Check every line below for the word "Uncle" and show those that hold it.
::::::
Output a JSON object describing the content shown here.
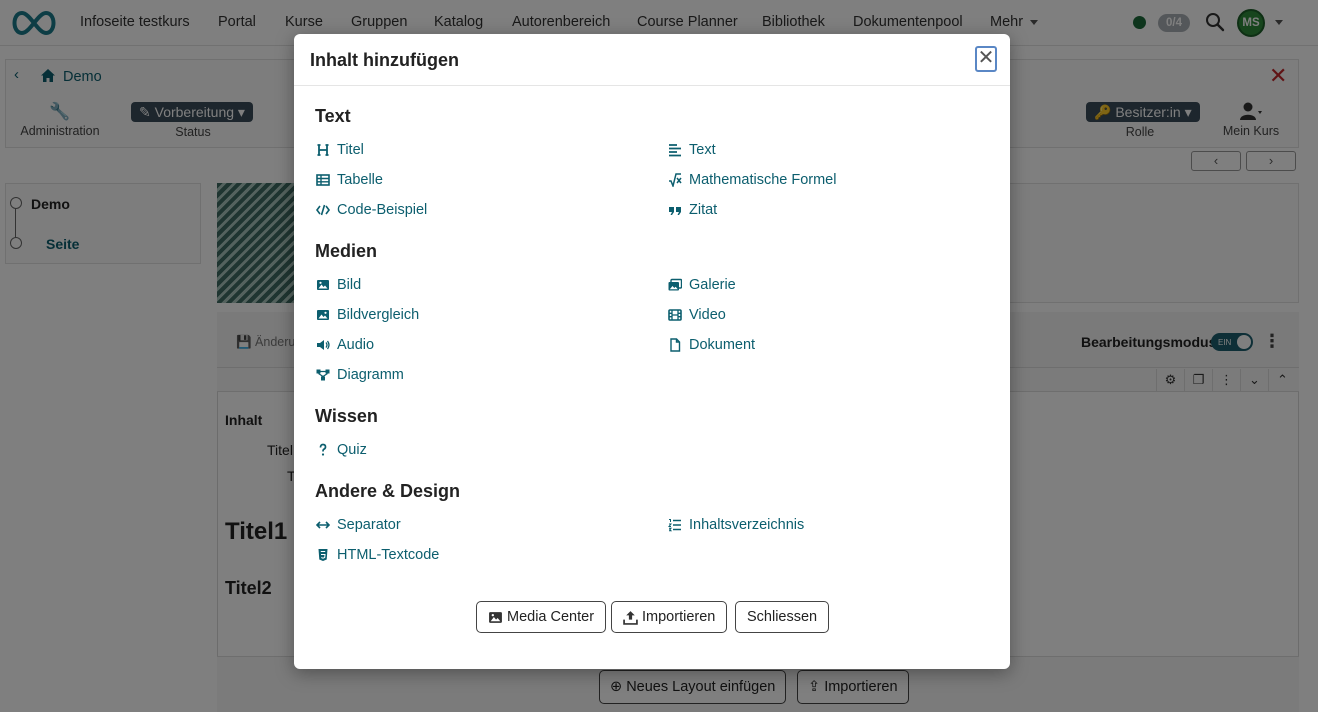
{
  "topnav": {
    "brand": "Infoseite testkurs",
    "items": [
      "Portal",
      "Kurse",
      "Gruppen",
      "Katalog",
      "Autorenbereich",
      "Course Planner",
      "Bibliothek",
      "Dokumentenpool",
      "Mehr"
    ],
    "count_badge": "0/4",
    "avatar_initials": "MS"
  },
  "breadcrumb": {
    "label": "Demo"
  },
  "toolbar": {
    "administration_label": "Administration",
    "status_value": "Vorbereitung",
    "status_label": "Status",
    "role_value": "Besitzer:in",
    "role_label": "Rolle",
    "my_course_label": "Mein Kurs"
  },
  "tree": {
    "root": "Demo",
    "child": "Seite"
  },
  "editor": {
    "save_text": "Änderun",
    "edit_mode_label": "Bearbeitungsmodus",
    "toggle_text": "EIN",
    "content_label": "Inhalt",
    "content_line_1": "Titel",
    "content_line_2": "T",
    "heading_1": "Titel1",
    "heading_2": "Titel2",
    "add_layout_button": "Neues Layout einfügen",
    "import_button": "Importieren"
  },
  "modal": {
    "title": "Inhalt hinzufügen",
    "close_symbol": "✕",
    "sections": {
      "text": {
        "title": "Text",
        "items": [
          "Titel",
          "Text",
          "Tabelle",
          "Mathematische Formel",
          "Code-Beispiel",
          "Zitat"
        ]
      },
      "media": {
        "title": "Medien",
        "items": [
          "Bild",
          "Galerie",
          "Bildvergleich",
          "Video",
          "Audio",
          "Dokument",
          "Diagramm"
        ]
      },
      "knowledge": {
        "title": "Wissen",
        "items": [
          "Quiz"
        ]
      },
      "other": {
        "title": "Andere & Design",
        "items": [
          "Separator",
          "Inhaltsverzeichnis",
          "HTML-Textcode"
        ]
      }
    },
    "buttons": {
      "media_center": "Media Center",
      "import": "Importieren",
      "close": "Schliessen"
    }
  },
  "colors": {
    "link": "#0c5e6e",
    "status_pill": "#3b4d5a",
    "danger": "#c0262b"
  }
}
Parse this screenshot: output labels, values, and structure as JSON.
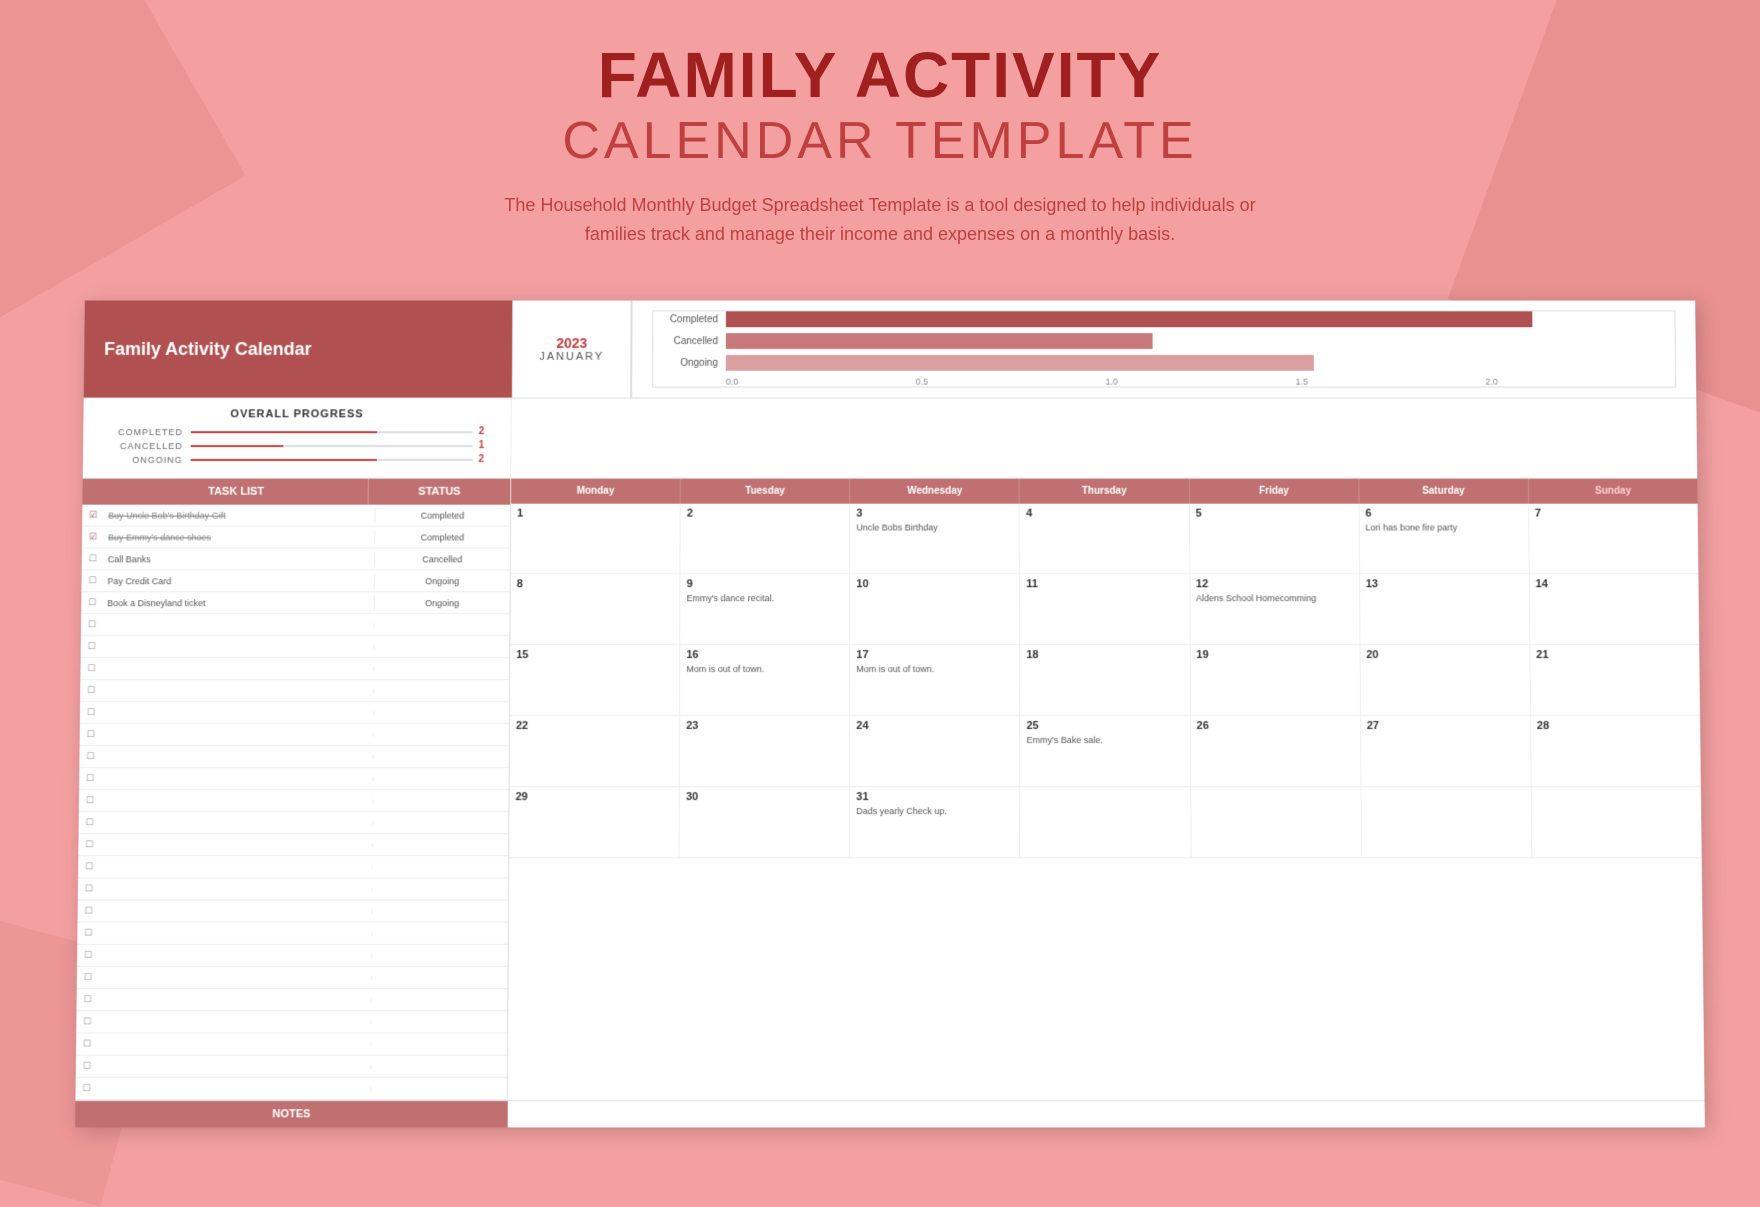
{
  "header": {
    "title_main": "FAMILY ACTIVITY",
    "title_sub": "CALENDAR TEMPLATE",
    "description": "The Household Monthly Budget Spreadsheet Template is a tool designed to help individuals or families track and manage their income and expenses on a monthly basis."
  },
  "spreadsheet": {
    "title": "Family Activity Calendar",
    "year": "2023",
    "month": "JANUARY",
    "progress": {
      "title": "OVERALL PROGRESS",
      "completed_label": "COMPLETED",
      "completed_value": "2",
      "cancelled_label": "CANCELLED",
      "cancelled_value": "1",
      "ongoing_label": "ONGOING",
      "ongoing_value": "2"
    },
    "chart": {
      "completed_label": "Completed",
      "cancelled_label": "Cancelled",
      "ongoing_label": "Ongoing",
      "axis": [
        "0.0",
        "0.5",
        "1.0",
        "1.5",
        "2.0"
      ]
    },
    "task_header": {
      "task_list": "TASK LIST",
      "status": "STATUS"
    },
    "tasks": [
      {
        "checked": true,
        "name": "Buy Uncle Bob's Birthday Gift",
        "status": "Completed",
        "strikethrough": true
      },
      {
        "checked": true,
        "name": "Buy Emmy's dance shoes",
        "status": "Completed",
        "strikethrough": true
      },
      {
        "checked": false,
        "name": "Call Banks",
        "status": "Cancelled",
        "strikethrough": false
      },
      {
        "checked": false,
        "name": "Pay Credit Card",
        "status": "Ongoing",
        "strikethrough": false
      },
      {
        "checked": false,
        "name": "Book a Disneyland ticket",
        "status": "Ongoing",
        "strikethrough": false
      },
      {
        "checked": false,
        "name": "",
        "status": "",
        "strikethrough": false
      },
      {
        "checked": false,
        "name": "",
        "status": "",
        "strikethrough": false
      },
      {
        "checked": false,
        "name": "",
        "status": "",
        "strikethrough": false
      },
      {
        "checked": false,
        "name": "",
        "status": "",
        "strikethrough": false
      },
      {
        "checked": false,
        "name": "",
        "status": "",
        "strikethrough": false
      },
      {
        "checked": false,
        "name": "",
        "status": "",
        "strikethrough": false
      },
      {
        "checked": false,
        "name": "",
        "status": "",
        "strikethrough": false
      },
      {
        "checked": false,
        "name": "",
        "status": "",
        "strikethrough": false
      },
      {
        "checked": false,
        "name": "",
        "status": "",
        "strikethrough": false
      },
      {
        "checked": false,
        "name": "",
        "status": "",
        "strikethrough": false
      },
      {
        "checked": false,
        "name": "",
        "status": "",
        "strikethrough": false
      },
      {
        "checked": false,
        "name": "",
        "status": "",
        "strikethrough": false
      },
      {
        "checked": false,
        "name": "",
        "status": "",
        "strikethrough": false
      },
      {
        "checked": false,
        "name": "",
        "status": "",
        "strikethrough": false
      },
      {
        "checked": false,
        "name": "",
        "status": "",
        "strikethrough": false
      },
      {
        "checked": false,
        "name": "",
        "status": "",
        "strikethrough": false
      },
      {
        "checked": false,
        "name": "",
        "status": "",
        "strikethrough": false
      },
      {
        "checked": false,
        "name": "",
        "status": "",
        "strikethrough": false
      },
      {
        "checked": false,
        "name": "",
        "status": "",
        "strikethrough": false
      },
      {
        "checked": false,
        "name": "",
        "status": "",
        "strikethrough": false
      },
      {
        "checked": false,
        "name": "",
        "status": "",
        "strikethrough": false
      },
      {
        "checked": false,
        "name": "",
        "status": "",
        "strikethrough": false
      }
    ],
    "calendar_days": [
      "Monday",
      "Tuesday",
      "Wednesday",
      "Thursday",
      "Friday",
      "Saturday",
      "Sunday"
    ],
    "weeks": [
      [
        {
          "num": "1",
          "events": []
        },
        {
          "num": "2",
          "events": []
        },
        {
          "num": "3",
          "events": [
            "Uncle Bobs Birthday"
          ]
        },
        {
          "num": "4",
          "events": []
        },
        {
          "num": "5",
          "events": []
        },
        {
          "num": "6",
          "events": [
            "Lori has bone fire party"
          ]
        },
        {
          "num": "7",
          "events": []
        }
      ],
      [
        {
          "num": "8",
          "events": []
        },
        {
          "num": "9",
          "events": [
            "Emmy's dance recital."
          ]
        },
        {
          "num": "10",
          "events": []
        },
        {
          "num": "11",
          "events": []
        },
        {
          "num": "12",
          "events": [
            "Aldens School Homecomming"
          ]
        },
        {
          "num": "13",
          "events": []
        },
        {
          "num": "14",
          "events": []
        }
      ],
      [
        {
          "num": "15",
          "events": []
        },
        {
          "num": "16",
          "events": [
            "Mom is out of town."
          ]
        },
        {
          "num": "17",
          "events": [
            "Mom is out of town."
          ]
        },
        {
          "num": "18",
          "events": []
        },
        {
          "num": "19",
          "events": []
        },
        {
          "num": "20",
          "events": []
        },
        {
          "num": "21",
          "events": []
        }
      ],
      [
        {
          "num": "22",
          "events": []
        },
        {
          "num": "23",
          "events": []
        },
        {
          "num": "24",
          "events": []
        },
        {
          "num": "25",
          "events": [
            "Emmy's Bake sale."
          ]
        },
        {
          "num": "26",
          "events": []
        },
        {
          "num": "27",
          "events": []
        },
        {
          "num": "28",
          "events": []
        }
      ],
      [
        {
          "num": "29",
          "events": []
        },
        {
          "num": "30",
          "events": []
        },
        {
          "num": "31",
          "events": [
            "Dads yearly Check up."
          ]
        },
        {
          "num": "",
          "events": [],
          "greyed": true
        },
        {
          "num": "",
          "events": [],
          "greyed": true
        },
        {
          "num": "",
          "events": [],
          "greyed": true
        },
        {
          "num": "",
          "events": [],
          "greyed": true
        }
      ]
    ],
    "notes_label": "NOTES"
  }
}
::::::
◆ Written answer:
        "name": "Buy Uncle Bob's Birthday Gift",
            "Uncle Bobs Birthday"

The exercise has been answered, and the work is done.